* [WHAT THE TASK ASKS] Reproduce each line exactly.

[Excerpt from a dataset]
"""

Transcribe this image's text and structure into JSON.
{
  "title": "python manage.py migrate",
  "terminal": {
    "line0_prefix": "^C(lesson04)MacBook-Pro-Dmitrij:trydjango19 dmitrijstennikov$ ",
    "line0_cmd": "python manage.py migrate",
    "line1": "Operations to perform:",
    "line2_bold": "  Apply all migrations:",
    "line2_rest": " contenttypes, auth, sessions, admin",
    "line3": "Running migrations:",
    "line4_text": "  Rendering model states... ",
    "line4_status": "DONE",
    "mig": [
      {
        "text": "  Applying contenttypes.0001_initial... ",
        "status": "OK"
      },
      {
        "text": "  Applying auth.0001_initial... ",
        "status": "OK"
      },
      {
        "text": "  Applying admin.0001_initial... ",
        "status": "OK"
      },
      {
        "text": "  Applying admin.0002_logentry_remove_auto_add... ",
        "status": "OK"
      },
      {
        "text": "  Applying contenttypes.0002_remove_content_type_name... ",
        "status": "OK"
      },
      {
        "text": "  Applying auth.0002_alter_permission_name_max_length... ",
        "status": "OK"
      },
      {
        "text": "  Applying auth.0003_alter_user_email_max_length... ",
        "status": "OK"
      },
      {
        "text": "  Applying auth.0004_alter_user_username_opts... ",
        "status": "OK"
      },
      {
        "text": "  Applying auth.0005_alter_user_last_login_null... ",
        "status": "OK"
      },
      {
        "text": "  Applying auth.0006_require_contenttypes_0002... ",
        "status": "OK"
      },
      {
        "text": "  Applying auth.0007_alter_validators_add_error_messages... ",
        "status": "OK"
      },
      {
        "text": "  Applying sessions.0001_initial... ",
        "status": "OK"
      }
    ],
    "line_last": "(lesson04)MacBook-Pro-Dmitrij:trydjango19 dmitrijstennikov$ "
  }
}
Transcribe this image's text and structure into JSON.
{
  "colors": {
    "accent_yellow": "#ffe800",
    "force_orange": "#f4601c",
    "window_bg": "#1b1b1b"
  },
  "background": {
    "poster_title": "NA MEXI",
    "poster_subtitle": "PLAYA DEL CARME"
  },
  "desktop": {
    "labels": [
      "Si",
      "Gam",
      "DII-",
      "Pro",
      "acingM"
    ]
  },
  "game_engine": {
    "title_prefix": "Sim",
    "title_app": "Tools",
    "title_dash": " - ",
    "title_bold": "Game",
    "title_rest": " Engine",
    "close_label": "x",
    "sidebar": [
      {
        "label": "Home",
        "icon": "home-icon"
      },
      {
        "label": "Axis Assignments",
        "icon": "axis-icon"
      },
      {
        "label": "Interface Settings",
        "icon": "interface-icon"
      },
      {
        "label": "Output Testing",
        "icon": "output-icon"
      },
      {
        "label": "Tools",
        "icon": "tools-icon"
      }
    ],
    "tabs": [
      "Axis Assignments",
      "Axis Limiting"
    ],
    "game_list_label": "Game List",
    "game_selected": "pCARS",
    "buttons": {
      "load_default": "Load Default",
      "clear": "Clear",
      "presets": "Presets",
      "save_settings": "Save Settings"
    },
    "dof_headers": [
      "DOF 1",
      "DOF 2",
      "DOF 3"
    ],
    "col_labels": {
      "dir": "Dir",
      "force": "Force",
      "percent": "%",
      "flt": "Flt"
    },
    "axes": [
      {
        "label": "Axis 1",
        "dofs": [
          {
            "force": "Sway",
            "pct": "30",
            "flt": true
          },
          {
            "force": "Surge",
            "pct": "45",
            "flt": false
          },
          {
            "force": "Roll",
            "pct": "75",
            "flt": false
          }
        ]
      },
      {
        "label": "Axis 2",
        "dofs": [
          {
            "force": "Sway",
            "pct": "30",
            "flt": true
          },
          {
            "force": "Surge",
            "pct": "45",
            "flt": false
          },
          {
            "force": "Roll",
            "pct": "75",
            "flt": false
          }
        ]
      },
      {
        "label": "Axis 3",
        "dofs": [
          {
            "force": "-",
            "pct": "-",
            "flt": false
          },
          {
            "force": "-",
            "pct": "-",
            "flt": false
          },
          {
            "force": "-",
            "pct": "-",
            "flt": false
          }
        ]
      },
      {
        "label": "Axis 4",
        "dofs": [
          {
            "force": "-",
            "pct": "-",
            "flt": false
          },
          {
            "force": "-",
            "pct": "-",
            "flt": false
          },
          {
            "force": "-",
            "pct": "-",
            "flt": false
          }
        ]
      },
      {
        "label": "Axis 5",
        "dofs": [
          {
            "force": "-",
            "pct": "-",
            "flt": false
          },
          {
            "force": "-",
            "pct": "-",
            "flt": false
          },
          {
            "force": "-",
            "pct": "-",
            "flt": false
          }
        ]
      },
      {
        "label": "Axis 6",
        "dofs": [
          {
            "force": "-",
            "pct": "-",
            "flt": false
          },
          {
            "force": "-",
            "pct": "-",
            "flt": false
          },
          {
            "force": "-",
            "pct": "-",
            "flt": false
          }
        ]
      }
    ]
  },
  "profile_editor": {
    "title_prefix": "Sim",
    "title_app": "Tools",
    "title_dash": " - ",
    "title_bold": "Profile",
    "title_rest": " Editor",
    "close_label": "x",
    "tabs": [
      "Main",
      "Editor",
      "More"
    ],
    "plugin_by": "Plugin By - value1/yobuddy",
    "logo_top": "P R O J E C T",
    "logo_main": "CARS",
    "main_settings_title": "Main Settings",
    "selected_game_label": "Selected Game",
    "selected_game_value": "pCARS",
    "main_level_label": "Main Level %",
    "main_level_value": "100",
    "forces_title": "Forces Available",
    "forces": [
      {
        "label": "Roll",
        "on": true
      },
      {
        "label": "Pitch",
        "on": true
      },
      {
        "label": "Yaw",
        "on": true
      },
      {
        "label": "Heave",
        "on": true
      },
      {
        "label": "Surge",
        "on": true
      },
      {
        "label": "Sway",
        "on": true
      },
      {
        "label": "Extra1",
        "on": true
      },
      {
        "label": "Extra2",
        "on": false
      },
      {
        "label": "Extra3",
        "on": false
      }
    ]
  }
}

"""

* [TASK SOLUTION]
Transcribe this image's text and structure into JSON.
{
  "title": "python manage.py migrate",
  "terminal": {
    "line0_prefix": "^C(lesson04)MacBook-Pro-Dmitrij:trydjango19 dmitrijstennikov$ ",
    "line0_cmd": "python manage.py migrate",
    "line1": "Operations to perform:",
    "line2_bold": "  Apply all migrations:",
    "line2_rest": " contenttypes, auth, sessions, admin",
    "line3": "Running migrations:",
    "line4_text": "  Rendering model states... ",
    "line4_status": "DONE",
    "mig": [
      {
        "text": "  Applying contenttypes.0001_initial... ",
        "status": "OK"
      },
      {
        "text": "  Applying auth.0001_initial... ",
        "status": "OK"
      },
      {
        "text": "  Applying admin.0001_initial... ",
        "status": "OK"
      },
      {
        "text": "  Applying admin.0002_logentry_remove_auto_add... ",
        "status": "OK"
      },
      {
        "text": "  Applying contenttypes.0002_remove_content_type_name... ",
        "status": "OK"
      },
      {
        "text": "  Applying auth.0002_alter_permission_name_max_length... ",
        "status": "OK"
      },
      {
        "text": "  Applying auth.0003_alter_user_email_max_length... ",
        "status": "OK"
      },
      {
        "text": "  Applying auth.0004_alter_user_username_opts... ",
        "status": "OK"
      },
      {
        "text": "  Applying auth.0005_alter_user_last_login_null... ",
        "status": "OK"
      },
      {
        "text": "  Applying auth.0006_require_contenttypes_0002... ",
        "status": "OK"
      },
      {
        "text": "  Applying auth.0007_alter_validators_add_error_messages... ",
        "status": "OK"
      },
      {
        "text": "  Applying sessions.0001_initial... ",
        "status": "OK"
      }
    ],
    "line_last": "(lesson04)MacBook-Pro-Dmitrij:trydjango19 dmitrijstennikov$ "
  }
}
Transcribe this image's text and structure into JSON.
{
  "colors": {
    "accent_yellow": "#ffe800",
    "force_orange": "#f4601c",
    "window_bg": "#1b1b1b"
  },
  "background": {
    "poster_title": "NA MEXI",
    "poster_subtitle": "PLAYA DEL CARME"
  },
  "desktop": {
    "labels": [
      "Si",
      "Gam",
      "DII-",
      "Pro",
      "acingM"
    ]
  },
  "game_engine": {
    "title_prefix": "Sim",
    "title_app": "Tools",
    "title_dash": " - ",
    "title_bold": "Game",
    "title_rest": " Engine",
    "close_label": "x",
    "sidebar": [
      {
        "label": "Home",
        "icon": "home-icon"
      },
      {
        "label": "Axis Assignments",
        "icon": "axis-icon"
      },
      {
        "label": "Interface Settings",
        "icon": "interface-icon"
      },
      {
        "label": "Output Testing",
        "icon": "output-icon"
      },
      {
        "label": "Tools",
        "icon": "tools-icon"
      }
    ],
    "tabs": [
      "Axis Assignments",
      "Axis Limiting"
    ],
    "game_list_label": "Game List",
    "game_selected": "pCARS",
    "buttons": {
      "load_default": "Load Default",
      "clear": "Clear",
      "presets": "Presets",
      "save_settings": "Save Settings"
    },
    "dof_headers": [
      "DOF 1",
      "DOF 2",
      "DOF 3"
    ],
    "col_labels": {
      "dir": "Dir",
      "force": "Force",
      "percent": "%",
      "flt": "Flt"
    },
    "axes": [
      {
        "label": "Axis 1",
        "dofs": [
          {
            "force": "Sway",
            "pct": "30",
            "flt": true
          },
          {
            "force": "Surge",
            "pct": "45",
            "flt": false
          },
          {
            "force": "Roll",
            "pct": "75",
            "flt": false
          }
        ]
      },
      {
        "label": "Axis 2",
        "dofs": [
          {
            "force": "Sway",
            "pct": "30",
            "flt": true
          },
          {
            "force": "Surge",
            "pct": "45",
            "flt": false
          },
          {
            "force": "Roll",
            "pct": "75",
            "flt": false
          }
        ]
      },
      {
        "label": "Axis 3",
        "dofs": [
          {
            "force": "-",
            "pct": "-",
            "flt": false
          },
          {
            "force": "-",
            "pct": "-",
            "flt": false
          },
          {
            "force": "-",
            "pct": "-",
            "flt": false
          }
        ]
      },
      {
        "label": "Axis 4",
        "dofs": [
          {
            "force": "-",
            "pct": "-",
            "flt": false
          },
          {
            "force": "-",
            "pct": "-",
            "flt": false
          },
          {
            "force": "-",
            "pct": "-",
            "flt": false
          }
        ]
      },
      {
        "label": "Axis 5",
        "dofs": [
          {
            "force": "-",
            "pct": "-",
            "flt": false
          },
          {
            "force": "-",
            "pct": "-",
            "flt": false
          },
          {
            "force": "-",
            "pct": "-",
            "flt": false
          }
        ]
      },
      {
        "label": "Axis 6",
        "dofs": [
          {
            "force": "-",
            "pct": "-",
            "flt": false
          },
          {
            "force": "-",
            "pct": "-",
            "flt": false
          },
          {
            "force": "-",
            "pct": "-",
            "flt": false
          }
        ]
      }
    ]
  },
  "profile_editor": {
    "title_prefix": "Sim",
    "title_app": "Tools",
    "title_dash": " - ",
    "title_bold": "Profile",
    "title_rest": " Editor",
    "close_label": "x",
    "tabs": [
      "Main",
      "Editor",
      "More"
    ],
    "plugin_by": "Plugin By - value1/yobuddy",
    "logo_top": "P R O J E C T",
    "logo_main": "CARS",
    "main_settings_title": "Main Settings",
    "selected_game_label": "Selected Game",
    "selected_game_value": "pCARS",
    "main_level_label": "Main Level %",
    "main_level_value": "100",
    "forces_title": "Forces Available",
    "forces": [
      {
        "label": "Roll",
        "on": true
      },
      {
        "label": "Pitch",
        "on": true
      },
      {
        "label": "Yaw",
        "on": true
      },
      {
        "label": "Heave",
        "on": true
      },
      {
        "label": "Surge",
        "on": true
      },
      {
        "label": "Sway",
        "on": true
      },
      {
        "label": "Extra1",
        "on": true
      },
      {
        "label": "Extra2",
        "on": false
      },
      {
        "label": "Extra3",
        "on": false
      }
    ]
  }
}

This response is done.